* Source records:
>>>
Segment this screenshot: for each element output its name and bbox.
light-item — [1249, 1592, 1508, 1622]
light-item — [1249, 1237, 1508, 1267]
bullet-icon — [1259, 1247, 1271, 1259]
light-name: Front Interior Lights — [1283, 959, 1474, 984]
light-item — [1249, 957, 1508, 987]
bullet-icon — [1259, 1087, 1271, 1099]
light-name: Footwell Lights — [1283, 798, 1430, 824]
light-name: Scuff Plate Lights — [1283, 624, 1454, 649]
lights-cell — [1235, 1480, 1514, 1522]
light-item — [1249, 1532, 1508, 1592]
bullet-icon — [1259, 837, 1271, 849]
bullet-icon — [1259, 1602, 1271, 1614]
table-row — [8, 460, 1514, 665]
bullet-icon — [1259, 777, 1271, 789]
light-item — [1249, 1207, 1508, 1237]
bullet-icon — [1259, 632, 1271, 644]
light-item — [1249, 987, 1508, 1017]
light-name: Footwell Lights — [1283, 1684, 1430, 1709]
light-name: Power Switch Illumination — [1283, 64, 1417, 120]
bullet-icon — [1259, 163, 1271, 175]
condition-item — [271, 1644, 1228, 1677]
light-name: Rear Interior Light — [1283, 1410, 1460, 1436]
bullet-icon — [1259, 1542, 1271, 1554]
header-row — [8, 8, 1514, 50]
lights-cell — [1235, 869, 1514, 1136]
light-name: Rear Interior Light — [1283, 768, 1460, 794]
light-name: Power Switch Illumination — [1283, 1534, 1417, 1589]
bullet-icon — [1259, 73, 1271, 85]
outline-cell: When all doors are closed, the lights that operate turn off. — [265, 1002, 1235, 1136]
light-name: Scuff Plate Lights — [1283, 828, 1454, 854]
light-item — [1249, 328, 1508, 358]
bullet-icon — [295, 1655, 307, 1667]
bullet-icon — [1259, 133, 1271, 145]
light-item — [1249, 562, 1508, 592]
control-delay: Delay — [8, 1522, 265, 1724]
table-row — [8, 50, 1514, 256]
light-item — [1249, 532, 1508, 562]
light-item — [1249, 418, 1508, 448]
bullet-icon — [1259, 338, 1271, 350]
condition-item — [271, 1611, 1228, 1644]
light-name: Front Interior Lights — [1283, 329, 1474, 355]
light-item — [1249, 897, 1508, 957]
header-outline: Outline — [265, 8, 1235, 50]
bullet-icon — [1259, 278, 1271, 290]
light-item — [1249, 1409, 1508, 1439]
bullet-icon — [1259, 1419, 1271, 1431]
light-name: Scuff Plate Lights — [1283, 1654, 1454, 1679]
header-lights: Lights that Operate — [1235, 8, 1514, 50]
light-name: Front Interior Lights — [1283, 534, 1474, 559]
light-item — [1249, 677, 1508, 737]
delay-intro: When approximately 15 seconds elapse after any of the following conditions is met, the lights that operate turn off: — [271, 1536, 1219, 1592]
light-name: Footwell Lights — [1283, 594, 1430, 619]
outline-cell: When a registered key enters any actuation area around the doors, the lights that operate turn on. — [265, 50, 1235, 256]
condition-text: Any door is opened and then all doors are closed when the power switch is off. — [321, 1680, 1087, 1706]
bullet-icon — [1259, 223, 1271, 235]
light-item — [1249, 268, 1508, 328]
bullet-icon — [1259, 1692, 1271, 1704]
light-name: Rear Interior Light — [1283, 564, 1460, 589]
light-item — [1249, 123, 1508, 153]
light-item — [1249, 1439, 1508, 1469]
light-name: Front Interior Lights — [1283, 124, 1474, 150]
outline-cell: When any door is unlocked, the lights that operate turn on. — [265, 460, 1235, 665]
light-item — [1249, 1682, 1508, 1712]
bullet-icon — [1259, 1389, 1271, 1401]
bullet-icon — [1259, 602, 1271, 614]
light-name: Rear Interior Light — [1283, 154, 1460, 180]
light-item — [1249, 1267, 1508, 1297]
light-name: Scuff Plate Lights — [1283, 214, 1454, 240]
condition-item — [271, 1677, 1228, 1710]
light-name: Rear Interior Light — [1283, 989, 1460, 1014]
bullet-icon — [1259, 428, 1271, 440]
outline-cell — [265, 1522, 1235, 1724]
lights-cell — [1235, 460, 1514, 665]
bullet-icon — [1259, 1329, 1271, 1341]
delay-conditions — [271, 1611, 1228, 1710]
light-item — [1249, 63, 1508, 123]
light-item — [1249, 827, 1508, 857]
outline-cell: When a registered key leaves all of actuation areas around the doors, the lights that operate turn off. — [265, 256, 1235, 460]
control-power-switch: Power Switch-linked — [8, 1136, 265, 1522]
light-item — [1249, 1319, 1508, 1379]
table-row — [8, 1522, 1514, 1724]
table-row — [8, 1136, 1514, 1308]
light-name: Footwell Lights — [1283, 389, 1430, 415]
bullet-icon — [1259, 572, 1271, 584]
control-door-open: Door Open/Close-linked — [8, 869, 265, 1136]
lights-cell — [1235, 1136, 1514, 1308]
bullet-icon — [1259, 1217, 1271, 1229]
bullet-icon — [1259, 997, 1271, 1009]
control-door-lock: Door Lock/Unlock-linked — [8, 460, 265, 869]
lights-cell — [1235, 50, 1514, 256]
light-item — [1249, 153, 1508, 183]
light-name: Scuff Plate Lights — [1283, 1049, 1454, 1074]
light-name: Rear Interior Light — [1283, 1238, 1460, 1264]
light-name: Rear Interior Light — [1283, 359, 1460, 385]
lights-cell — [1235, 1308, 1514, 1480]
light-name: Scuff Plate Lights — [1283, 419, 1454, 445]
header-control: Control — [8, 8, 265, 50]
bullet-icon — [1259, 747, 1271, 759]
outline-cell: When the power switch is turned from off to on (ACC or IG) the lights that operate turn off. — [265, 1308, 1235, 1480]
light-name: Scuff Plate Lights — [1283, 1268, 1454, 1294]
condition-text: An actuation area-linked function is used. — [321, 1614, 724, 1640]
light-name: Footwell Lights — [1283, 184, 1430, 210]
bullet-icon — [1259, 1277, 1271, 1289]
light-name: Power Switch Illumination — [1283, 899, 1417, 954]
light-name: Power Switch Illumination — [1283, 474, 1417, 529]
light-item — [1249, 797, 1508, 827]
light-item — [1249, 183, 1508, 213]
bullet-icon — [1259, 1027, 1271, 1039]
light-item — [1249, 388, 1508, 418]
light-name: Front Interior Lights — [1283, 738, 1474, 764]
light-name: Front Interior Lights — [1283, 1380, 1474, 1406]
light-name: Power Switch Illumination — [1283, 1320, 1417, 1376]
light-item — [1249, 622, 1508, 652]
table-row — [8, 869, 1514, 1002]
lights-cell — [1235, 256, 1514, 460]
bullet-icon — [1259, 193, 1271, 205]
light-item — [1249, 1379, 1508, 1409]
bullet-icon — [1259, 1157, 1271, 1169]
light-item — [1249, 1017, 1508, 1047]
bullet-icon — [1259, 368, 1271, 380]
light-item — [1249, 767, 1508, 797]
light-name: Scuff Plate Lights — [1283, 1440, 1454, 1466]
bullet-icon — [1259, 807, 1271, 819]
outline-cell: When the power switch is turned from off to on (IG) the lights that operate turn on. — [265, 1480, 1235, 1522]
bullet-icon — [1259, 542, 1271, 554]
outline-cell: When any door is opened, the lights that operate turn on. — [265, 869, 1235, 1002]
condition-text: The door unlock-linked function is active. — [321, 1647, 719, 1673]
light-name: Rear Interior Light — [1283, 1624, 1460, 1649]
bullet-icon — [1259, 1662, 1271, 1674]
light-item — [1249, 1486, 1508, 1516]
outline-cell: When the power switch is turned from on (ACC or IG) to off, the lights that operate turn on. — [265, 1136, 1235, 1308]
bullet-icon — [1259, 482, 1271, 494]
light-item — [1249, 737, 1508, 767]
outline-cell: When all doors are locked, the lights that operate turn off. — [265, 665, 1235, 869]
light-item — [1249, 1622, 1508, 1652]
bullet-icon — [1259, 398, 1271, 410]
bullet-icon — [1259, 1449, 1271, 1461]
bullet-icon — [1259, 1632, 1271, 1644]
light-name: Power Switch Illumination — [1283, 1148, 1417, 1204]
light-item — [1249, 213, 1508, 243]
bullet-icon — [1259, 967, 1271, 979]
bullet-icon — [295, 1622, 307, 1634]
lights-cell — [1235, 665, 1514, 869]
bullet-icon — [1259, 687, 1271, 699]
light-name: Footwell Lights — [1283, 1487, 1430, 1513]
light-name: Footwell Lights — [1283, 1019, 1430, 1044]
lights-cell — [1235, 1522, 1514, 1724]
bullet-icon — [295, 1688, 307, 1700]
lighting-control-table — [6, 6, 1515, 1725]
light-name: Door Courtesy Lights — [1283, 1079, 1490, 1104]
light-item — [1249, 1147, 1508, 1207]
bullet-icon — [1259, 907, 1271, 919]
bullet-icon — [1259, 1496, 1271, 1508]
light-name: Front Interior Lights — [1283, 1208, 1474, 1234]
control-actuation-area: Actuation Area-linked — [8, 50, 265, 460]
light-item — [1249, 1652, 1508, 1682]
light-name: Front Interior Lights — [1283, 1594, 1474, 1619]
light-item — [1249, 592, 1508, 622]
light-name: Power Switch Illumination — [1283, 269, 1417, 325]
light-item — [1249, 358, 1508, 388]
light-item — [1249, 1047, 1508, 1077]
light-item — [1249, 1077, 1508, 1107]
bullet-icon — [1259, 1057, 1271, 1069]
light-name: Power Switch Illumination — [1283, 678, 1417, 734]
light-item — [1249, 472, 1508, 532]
<<<
* To be done:
Repeat the data from its first line through the line containing "light-item — [1249, 562, 1508, 592]", including both of those lines, without any changes.

* Exercise solution:
Segment this screenshot: for each element output its name and bbox.
light-item — [1249, 1592, 1508, 1622]
light-item — [1249, 1237, 1508, 1267]
bullet-icon — [1259, 1247, 1271, 1259]
light-name: Front Interior Lights — [1283, 959, 1474, 984]
light-item — [1249, 957, 1508, 987]
bullet-icon — [1259, 1087, 1271, 1099]
light-name: Footwell Lights — [1283, 798, 1430, 824]
light-name: Scuff Plate Lights — [1283, 624, 1454, 649]
lights-cell — [1235, 1480, 1514, 1522]
light-item — [1249, 1532, 1508, 1592]
bullet-icon — [1259, 837, 1271, 849]
bullet-icon — [1259, 1602, 1271, 1614]
table-row — [8, 460, 1514, 665]
bullet-icon — [1259, 777, 1271, 789]
light-item — [1249, 1207, 1508, 1237]
bullet-icon — [1259, 632, 1271, 644]
light-item — [1249, 987, 1508, 1017]
light-name: Footwell Lights — [1283, 1684, 1430, 1709]
light-name: Power Switch Illumination — [1283, 64, 1417, 120]
bullet-icon — [1259, 163, 1271, 175]
condition-item — [271, 1644, 1228, 1677]
light-name: Rear Interior Light — [1283, 1410, 1460, 1436]
bullet-icon — [1259, 1542, 1271, 1554]
header-row — [8, 8, 1514, 50]
lights-cell — [1235, 869, 1514, 1136]
light-name: Rear Interior Light — [1283, 768, 1460, 794]
light-name: Power Switch Illumination — [1283, 1534, 1417, 1589]
bullet-icon — [1259, 73, 1271, 85]
outline-cell: When all doors are closed, the lights that operate turn off. — [265, 1002, 1235, 1136]
light-name: Scuff Plate Lights — [1283, 828, 1454, 854]
light-item — [1249, 328, 1508, 358]
bullet-icon — [295, 1655, 307, 1667]
bullet-icon — [1259, 133, 1271, 145]
light-item — [1249, 562, 1508, 592]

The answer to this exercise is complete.